_Exercise_
Repeat every record exactly, but keep images out of the copy.

======== Dataset content ========

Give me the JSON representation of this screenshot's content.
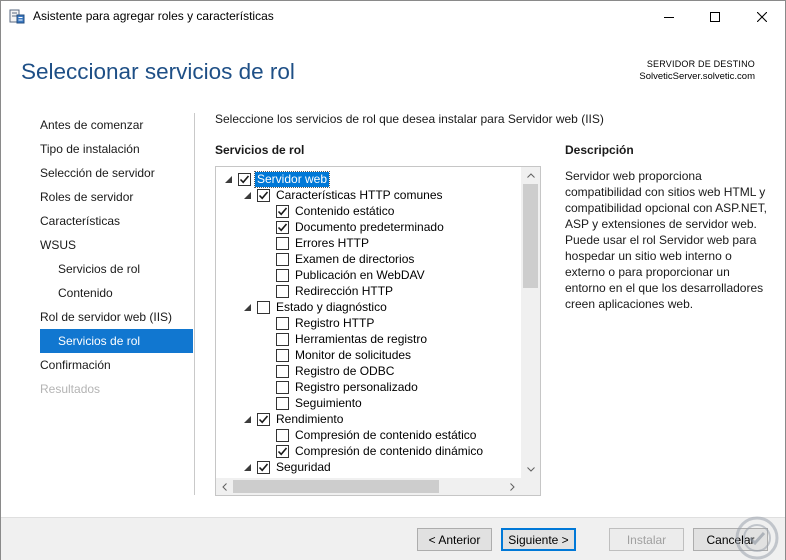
{
  "window": {
    "title": "Asistente para agregar roles y características",
    "icon": "server-manager-icon"
  },
  "header": {
    "title": "Seleccionar servicios de rol",
    "destination_label": "SERVIDOR DE DESTINO",
    "destination_server": "SolveticServer.solvetic.com"
  },
  "nav": {
    "items": [
      {
        "label": "Antes de comenzar",
        "state": "normal"
      },
      {
        "label": "Tipo de instalación",
        "state": "normal"
      },
      {
        "label": "Selección de servidor",
        "state": "normal"
      },
      {
        "label": "Roles de servidor",
        "state": "normal"
      },
      {
        "label": "Características",
        "state": "normal"
      },
      {
        "label": "WSUS",
        "state": "normal"
      },
      {
        "label": "Servicios de rol",
        "state": "normal",
        "sub": true
      },
      {
        "label": "Contenido",
        "state": "normal",
        "sub": true
      },
      {
        "label": "Rol de servidor web (IIS)",
        "state": "normal"
      },
      {
        "label": "Servicios de rol",
        "state": "active",
        "sub": true
      },
      {
        "label": "Confirmación",
        "state": "normal"
      },
      {
        "label": "Resultados",
        "state": "disabled"
      }
    ]
  },
  "main": {
    "instruction": "Seleccione los servicios de rol que desea instalar para Servidor web (IIS)",
    "services_heading": "Servicios de rol",
    "description_heading": "Descripción",
    "description_text": "Servidor web proporciona compatibilidad con sitios web HTML y compatibilidad opcional con ASP.NET, ASP y extensiones de servidor web. Puede usar el rol Servidor web para hospedar un sitio web interno o externo o para proporcionar un entorno en el que los desarrolladores creen aplicaciones web."
  },
  "tree": [
    {
      "label": "Servidor web",
      "level": 0,
      "expandable": true,
      "checked": true,
      "selected": true
    },
    {
      "label": "Características HTTP comunes",
      "level": 1,
      "expandable": true,
      "checked": true
    },
    {
      "label": "Contenido estático",
      "level": 2,
      "expandable": false,
      "checked": true
    },
    {
      "label": "Documento predeterminado",
      "level": 2,
      "expandable": false,
      "checked": true
    },
    {
      "label": "Errores HTTP",
      "level": 2,
      "expandable": false,
      "checked": false
    },
    {
      "label": "Examen de directorios",
      "level": 2,
      "expandable": false,
      "checked": false
    },
    {
      "label": "Publicación en WebDAV",
      "level": 2,
      "expandable": false,
      "checked": false
    },
    {
      "label": "Redirección HTTP",
      "level": 2,
      "expandable": false,
      "checked": false
    },
    {
      "label": "Estado y diagnóstico",
      "level": 1,
      "expandable": true,
      "checked": false
    },
    {
      "label": "Registro HTTP",
      "level": 2,
      "expandable": false,
      "checked": false
    },
    {
      "label": "Herramientas de registro",
      "level": 2,
      "expandable": false,
      "checked": false
    },
    {
      "label": "Monitor de solicitudes",
      "level": 2,
      "expandable": false,
      "checked": false
    },
    {
      "label": "Registro de ODBC",
      "level": 2,
      "expandable": false,
      "checked": false
    },
    {
      "label": "Registro personalizado",
      "level": 2,
      "expandable": false,
      "checked": false
    },
    {
      "label": "Seguimiento",
      "level": 2,
      "expandable": false,
      "checked": false
    },
    {
      "label": "Rendimiento",
      "level": 1,
      "expandable": true,
      "checked": true
    },
    {
      "label": "Compresión de contenido estático",
      "level": 2,
      "expandable": false,
      "checked": false
    },
    {
      "label": "Compresión de contenido dinámico",
      "level": 2,
      "expandable": false,
      "checked": true
    },
    {
      "label": "Seguridad",
      "level": 1,
      "expandable": true,
      "checked": true
    }
  ],
  "footer": {
    "prev_label": "< Anterior",
    "next_label": "Siguiente >",
    "install_label": "Instalar",
    "cancel_label": "Cancelar"
  },
  "colors": {
    "title_blue": "#1e4f86",
    "nav_active": "#1177d0",
    "selection": "#0078d7"
  }
}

========

_Answer for the task_
Give me the JSON representation of this screenshot's content.
{
  "window": {
    "title": "Asistente para agregar roles y características",
    "icon": "server-manager-icon"
  },
  "header": {
    "title": "Seleccionar servicios de rol",
    "destination_label": "SERVIDOR DE DESTINO",
    "destination_server": "SolveticServer.solvetic.com"
  },
  "nav": {
    "items": [
      {
        "label": "Antes de comenzar",
        "state": "normal"
      },
      {
        "label": "Tipo de instalación",
        "state": "normal"
      },
      {
        "label": "Selección de servidor",
        "state": "normal"
      },
      {
        "label": "Roles de servidor",
        "state": "normal"
      },
      {
        "label": "Características",
        "state": "normal"
      },
      {
        "label": "WSUS",
        "state": "normal"
      },
      {
        "label": "Servicios de rol",
        "state": "normal",
        "sub": true
      },
      {
        "label": "Contenido",
        "state": "normal",
        "sub": true
      },
      {
        "label": "Rol de servidor web (IIS)",
        "state": "normal"
      },
      {
        "label": "Servicios de rol",
        "state": "active",
        "sub": true
      },
      {
        "label": "Confirmación",
        "state": "normal"
      },
      {
        "label": "Resultados",
        "state": "disabled"
      }
    ]
  },
  "main": {
    "instruction": "Seleccione los servicios de rol que desea instalar para Servidor web (IIS)",
    "services_heading": "Servicios de rol",
    "description_heading": "Descripción",
    "description_text": "Servidor web proporciona compatibilidad con sitios web HTML y compatibilidad opcional con ASP.NET, ASP y extensiones de servidor web. Puede usar el rol Servidor web para hospedar un sitio web interno o externo o para proporcionar un entorno en el que los desarrolladores creen aplicaciones web."
  },
  "tree": [
    {
      "label": "Servidor web",
      "level": 0,
      "expandable": true,
      "checked": true,
      "selected": true
    },
    {
      "label": "Características HTTP comunes",
      "level": 1,
      "expandable": true,
      "checked": true
    },
    {
      "label": "Contenido estático",
      "level": 2,
      "expandable": false,
      "checked": true
    },
    {
      "label": "Documento predeterminado",
      "level": 2,
      "expandable": false,
      "checked": true
    },
    {
      "label": "Errores HTTP",
      "level": 2,
      "expandable": false,
      "checked": false
    },
    {
      "label": "Examen de directorios",
      "level": 2,
      "expandable": false,
      "checked": false
    },
    {
      "label": "Publicación en WebDAV",
      "level": 2,
      "expandable": false,
      "checked": false
    },
    {
      "label": "Redirección HTTP",
      "level": 2,
      "expandable": false,
      "checked": false
    },
    {
      "label": "Estado y diagnóstico",
      "level": 1,
      "expandable": true,
      "checked": false
    },
    {
      "label": "Registro HTTP",
      "level": 2,
      "expandable": false,
      "checked": false
    },
    {
      "label": "Herramientas de registro",
      "level": 2,
      "expandable": false,
      "checked": false
    },
    {
      "label": "Monitor de solicitudes",
      "level": 2,
      "expandable": false,
      "checked": false
    },
    {
      "label": "Registro de ODBC",
      "level": 2,
      "expandable": false,
      "checked": false
    },
    {
      "label": "Registro personalizado",
      "level": 2,
      "expandable": false,
      "checked": false
    },
    {
      "label": "Seguimiento",
      "level": 2,
      "expandable": false,
      "checked": false
    },
    {
      "label": "Rendimiento",
      "level": 1,
      "expandable": true,
      "checked": true
    },
    {
      "label": "Compresión de contenido estático",
      "level": 2,
      "expandable": false,
      "checked": false
    },
    {
      "label": "Compresión de contenido dinámico",
      "level": 2,
      "expandable": false,
      "checked": true
    },
    {
      "label": "Seguridad",
      "level": 1,
      "expandable": true,
      "checked": true
    }
  ],
  "footer": {
    "prev_label": "< Anterior",
    "next_label": "Siguiente >",
    "install_label": "Instalar",
    "cancel_label": "Cancelar"
  },
  "colors": {
    "title_blue": "#1e4f86",
    "nav_active": "#1177d0",
    "selection": "#0078d7"
  }
}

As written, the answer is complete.